Set exercise: What follows is a set of records, each of which is to be written out exactly.

● ● ● ●

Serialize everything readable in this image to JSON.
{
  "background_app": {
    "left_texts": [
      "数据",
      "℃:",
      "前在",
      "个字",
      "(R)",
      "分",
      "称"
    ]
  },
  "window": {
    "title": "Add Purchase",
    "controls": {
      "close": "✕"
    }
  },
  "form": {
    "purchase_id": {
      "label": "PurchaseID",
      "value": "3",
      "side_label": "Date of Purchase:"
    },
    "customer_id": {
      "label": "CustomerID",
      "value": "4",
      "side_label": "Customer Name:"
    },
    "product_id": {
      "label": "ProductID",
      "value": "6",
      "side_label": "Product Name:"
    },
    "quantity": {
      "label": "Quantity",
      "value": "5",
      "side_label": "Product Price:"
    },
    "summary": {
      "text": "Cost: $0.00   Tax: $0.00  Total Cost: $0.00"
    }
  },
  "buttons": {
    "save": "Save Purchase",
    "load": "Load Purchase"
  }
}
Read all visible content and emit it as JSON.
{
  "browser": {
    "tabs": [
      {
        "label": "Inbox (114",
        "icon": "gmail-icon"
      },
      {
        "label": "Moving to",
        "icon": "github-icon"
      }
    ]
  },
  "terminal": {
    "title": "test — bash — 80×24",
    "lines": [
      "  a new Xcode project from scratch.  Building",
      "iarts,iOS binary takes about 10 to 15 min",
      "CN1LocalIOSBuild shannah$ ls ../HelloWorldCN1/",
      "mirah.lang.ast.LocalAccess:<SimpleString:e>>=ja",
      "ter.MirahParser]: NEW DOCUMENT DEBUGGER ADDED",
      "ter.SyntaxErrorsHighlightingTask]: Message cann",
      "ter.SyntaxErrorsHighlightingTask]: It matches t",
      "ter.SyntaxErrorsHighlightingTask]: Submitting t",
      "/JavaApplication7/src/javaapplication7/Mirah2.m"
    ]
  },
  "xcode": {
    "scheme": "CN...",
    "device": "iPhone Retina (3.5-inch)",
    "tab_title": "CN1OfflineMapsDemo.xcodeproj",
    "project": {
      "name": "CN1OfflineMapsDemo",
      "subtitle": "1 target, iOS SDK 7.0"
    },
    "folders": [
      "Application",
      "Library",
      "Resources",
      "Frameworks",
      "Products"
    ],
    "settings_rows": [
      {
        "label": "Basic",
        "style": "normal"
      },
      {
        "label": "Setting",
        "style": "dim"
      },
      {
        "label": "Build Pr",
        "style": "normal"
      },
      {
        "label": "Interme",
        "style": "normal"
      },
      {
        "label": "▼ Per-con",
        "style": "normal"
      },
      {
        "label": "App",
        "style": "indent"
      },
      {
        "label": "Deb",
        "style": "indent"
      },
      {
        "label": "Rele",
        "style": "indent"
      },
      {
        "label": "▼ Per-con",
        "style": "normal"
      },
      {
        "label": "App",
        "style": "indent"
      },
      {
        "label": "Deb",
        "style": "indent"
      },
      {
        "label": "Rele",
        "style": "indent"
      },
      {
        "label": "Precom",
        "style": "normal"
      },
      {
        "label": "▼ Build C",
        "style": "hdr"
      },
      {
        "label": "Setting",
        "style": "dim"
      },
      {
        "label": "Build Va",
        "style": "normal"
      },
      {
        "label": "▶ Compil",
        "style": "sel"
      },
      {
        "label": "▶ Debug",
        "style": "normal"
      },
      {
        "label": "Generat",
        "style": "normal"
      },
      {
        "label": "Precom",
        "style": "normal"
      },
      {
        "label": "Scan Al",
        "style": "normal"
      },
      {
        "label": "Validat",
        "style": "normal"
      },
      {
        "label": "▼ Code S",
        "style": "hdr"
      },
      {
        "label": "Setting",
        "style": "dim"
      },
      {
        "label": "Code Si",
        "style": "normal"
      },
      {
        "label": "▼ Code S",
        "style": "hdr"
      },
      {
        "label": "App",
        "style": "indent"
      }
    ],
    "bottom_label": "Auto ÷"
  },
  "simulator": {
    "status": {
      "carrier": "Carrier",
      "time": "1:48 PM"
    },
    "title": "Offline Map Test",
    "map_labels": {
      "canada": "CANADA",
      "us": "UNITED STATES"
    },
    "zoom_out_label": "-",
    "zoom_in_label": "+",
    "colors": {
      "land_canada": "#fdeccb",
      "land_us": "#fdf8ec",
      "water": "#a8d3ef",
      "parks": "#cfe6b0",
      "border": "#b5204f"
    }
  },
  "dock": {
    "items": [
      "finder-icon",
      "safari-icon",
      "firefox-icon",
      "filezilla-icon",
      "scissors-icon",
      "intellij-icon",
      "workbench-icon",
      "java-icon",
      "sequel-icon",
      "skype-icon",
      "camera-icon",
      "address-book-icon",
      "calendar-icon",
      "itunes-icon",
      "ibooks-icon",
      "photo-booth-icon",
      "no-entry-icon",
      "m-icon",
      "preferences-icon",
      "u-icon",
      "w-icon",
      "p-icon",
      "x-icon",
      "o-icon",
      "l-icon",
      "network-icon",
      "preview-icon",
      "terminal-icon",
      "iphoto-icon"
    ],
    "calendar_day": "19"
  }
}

● ● ● ●

Written response:
Serialize everything readable in this image to JSON.
{
  "background_app": {
    "left_texts": [
      "数据",
      "℃:",
      "前在",
      "个字",
      "(R)",
      "分",
      "称"
    ]
  },
  "window": {
    "title": "Add Purchase",
    "controls": {
      "close": "✕"
    }
  },
  "form": {
    "purchase_id": {
      "label": "PurchaseID",
      "value": "3",
      "side_label": "Date of Purchase:"
    },
    "customer_id": {
      "label": "CustomerID",
      "value": "4",
      "side_label": "Customer Name:"
    },
    "product_id": {
      "label": "ProductID",
      "value": "6",
      "side_label": "Product Name:"
    },
    "quantity": {
      "label": "Quantity",
      "value": "5",
      "side_label": "Product Price:"
    },
    "summary": {
      "text": "Cost: $0.00   Tax: $0.00  Total Cost: $0.00"
    }
  },
  "buttons": {
    "save": "Save Purchase",
    "load": "Load Purchase"
  }
}
Read all visible content and emit it as JSON.
{
  "browser": {
    "tabs": [
      {
        "label": "Inbox (114",
        "icon": "gmail-icon"
      },
      {
        "label": "Moving to",
        "icon": "github-icon"
      }
    ]
  },
  "terminal": {
    "title": "test — bash — 80×24",
    "lines": [
      "  a new Xcode project from scratch.  Building",
      "iarts,iOS binary takes about 10 to 15 min",
      "CN1LocalIOSBuild shannah$ ls ../HelloWorldCN1/",
      "mirah.lang.ast.LocalAccess:<SimpleString:e>>=ja",
      "ter.MirahParser]: NEW DOCUMENT DEBUGGER ADDED",
      "ter.SyntaxErrorsHighlightingTask]: Message cann",
      "ter.SyntaxErrorsHighlightingTask]: It matches t",
      "ter.SyntaxErrorsHighlightingTask]: Submitting t",
      "/JavaApplication7/src/javaapplication7/Mirah2.m"
    ]
  },
  "xcode": {
    "scheme": "CN...",
    "device": "iPhone Retina (3.5-inch)",
    "tab_title": "CN1OfflineMapsDemo.xcodeproj",
    "project": {
      "name": "CN1OfflineMapsDemo",
      "subtitle": "1 target, iOS SDK 7.0"
    },
    "folders": [
      "Application",
      "Library",
      "Resources",
      "Frameworks",
      "Products"
    ],
    "settings_rows": [
      {
        "label": "Basic",
        "style": "normal"
      },
      {
        "label": "Setting",
        "style": "dim"
      },
      {
        "label": "Build Pr",
        "style": "normal"
      },
      {
        "label": "Interme",
        "style": "normal"
      },
      {
        "label": "▼ Per-con",
        "style": "normal"
      },
      {
        "label": "App",
        "style": "indent"
      },
      {
        "label": "Deb",
        "style": "indent"
      },
      {
        "label": "Rele",
        "style": "indent"
      },
      {
        "label": "▼ Per-con",
        "style": "normal"
      },
      {
        "label": "App",
        "style": "indent"
      },
      {
        "label": "Deb",
        "style": "indent"
      },
      {
        "label": "Rele",
        "style": "indent"
      },
      {
        "label": "Precom",
        "style": "normal"
      },
      {
        "label": "▼ Build C",
        "style": "hdr"
      },
      {
        "label": "Setting",
        "style": "dim"
      },
      {
        "label": "Build Va",
        "style": "normal"
      },
      {
        "label": "▶ Compil",
        "style": "sel"
      },
      {
        "label": "▶ Debug",
        "style": "normal"
      },
      {
        "label": "Generat",
        "style": "normal"
      },
      {
        "label": "Precom",
        "style": "normal"
      },
      {
        "label": "Scan Al",
        "style": "normal"
      },
      {
        "label": "Validat",
        "style": "normal"
      },
      {
        "label": "▼ Code S",
        "style": "hdr"
      },
      {
        "label": "Setting",
        "style": "dim"
      },
      {
        "label": "Code Si",
        "style": "normal"
      },
      {
        "label": "▼ Code S",
        "style": "hdr"
      },
      {
        "label": "App",
        "style": "indent"
      }
    ],
    "bottom_label": "Auto ÷"
  },
  "simulator": {
    "status": {
      "carrier": "Carrier",
      "time": "1:48 PM"
    },
    "title": "Offline Map Test",
    "map_labels": {
      "canada": "CANADA",
      "us": "UNITED STATES"
    },
    "zoom_out_label": "-",
    "zoom_in_label": "+",
    "colors": {
      "land_canada": "#fdeccb",
      "land_us": "#fdf8ec",
      "water": "#a8d3ef",
      "parks": "#cfe6b0",
      "border": "#b5204f"
    }
  },
  "dock": {
    "items": [
      "finder-icon",
      "safari-icon",
      "firefox-icon",
      "filezilla-icon",
      "scissors-icon",
      "intellij-icon",
      "workbench-icon",
      "java-icon",
      "sequel-icon",
      "skype-icon",
      "camera-icon",
      "address-book-icon",
      "calendar-icon",
      "itunes-icon",
      "ibooks-icon",
      "photo-booth-icon",
      "no-entry-icon",
      "m-icon",
      "preferences-icon",
      "u-icon",
      "w-icon",
      "p-icon",
      "x-icon",
      "o-icon",
      "l-icon",
      "network-icon",
      "preview-icon",
      "terminal-icon",
      "iphoto-icon"
    ],
    "calendar_day": "19"
  }
}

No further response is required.